### What is expected
All records below must be retyped exactly.

### Records for this task
---

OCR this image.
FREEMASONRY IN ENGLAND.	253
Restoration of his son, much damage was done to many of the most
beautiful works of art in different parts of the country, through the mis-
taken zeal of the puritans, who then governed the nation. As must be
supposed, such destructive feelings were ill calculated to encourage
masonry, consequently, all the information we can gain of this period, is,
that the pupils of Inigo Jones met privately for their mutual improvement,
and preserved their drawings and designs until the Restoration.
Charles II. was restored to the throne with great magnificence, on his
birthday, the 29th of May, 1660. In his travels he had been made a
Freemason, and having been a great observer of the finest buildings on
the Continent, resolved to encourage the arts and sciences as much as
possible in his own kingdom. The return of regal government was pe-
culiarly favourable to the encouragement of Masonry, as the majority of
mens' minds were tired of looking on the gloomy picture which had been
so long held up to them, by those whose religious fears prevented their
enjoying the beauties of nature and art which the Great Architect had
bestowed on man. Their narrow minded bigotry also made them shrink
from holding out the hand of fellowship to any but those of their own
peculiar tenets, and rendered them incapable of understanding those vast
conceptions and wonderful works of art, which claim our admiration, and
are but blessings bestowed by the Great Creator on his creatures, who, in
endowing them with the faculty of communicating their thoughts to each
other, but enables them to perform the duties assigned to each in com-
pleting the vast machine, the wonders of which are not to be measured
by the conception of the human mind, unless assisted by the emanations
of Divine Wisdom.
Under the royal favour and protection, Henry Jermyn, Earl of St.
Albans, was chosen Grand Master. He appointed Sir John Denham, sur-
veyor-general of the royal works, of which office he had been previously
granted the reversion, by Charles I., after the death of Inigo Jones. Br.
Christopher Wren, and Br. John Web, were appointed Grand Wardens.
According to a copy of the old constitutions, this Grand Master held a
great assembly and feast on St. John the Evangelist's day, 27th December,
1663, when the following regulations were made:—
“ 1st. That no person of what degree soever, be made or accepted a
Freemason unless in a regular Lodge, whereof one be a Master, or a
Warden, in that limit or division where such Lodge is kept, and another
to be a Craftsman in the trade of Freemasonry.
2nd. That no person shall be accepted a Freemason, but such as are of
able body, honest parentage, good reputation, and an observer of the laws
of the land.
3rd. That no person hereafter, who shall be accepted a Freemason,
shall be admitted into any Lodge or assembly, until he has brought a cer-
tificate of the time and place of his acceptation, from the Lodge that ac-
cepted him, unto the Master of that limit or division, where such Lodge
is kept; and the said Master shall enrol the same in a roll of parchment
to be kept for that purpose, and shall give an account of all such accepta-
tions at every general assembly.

---

### The result
OCR this image.
FREEMASONRY IN ENGLAND.	253
Restoration of his son, much damage was done to many of the most
beautiful works of art in different parts of the country, through the mis-
taken zeal of the puritans, who then governed the nation. As must be
supposed, such destructive feelings were ill calculated to encourage
masonry, consequently, all the information we can gain of this period, is,
that the pupils of Inigo Jones met privately for their mutual improvement,
and preserved their drawings and designs until the Restoration.
Charles II. was restored to the throne with great magnificence, on his
birthday, the 29th of May, 1660. In his travels he had been made a
Freemason, and having been a great observer of the finest buildings on
the Continent, resolved to encourage the arts and sciences as much as
possible in his own kingdom. The return of regal government was pe-
culiarly favourable to the encouragement of Masonry, as the majority of
mens' minds were tired of looking on the gloomy picture which had been
so long held up to them, by those whose religious fears prevented their
enjoying the beauties of nature and art which the Great Architect had
bestowed on man. Their narrow minded bigotry also made them shrink
from holding out the hand of fellowship to any but those of their own
peculiar tenets, and rendered them incapable of understanding those vast
conceptions and wonderful works of art, which claim our admiration, and
are but blessings bestowed by the Great Creator on his creatures, who, in
endowing them with the faculty of communicating their thoughts to each
other, but enables them to perform the duties assigned to each in com-
pleting the vast machine, the wonders of which are not to be measured
by the conception of the human mind, unless assisted by the emanations
of Divine Wisdom.
Under the royal favour and protection, Henry Jermyn, Earl of St.
Albans, was chosen Grand Master. He appointed Sir John Denham, sur-
veyor-general of the royal works, of which office he had been previously
granted the reversion, by Charles I., after the death of Inigo Jones. Br.
Christopher Wren, and Br. John Web, were appointed Grand Wardens.
According to a copy of the old constitutions, this Grand Master held a
great assembly and feast on St. John the Evangelist's day, 27th December,
1663, when the following regulations were made:—
“ 1st. That no person of what degree soever, be made or accepted a
Freemason unless in a regular Lodge, whereof one be a Master, or a
Warden, in that limit or division where such Lodge is kept, and another
to be a Craftsman in the trade of Freemasonry.
2nd. That no person shall be accepted a Freemason, but such as are of
able body, honest parentage, good reputation, and an observer of the laws
of the land.
3rd. That no person hereafter, who shall be accepted a Freemason,
shall be admitted into any Lodge or assembly, until he has brought a cer-
tificate of the time and place of his acceptation, from the Lodge that ac-
cepted him, unto the Master of that limit or division, where such Lodge
is kept; and the said Master shall enrol the same in a roll of parchment
to be kept for that purpose, and shall give an account of all such accepta-
tions at every general assembly.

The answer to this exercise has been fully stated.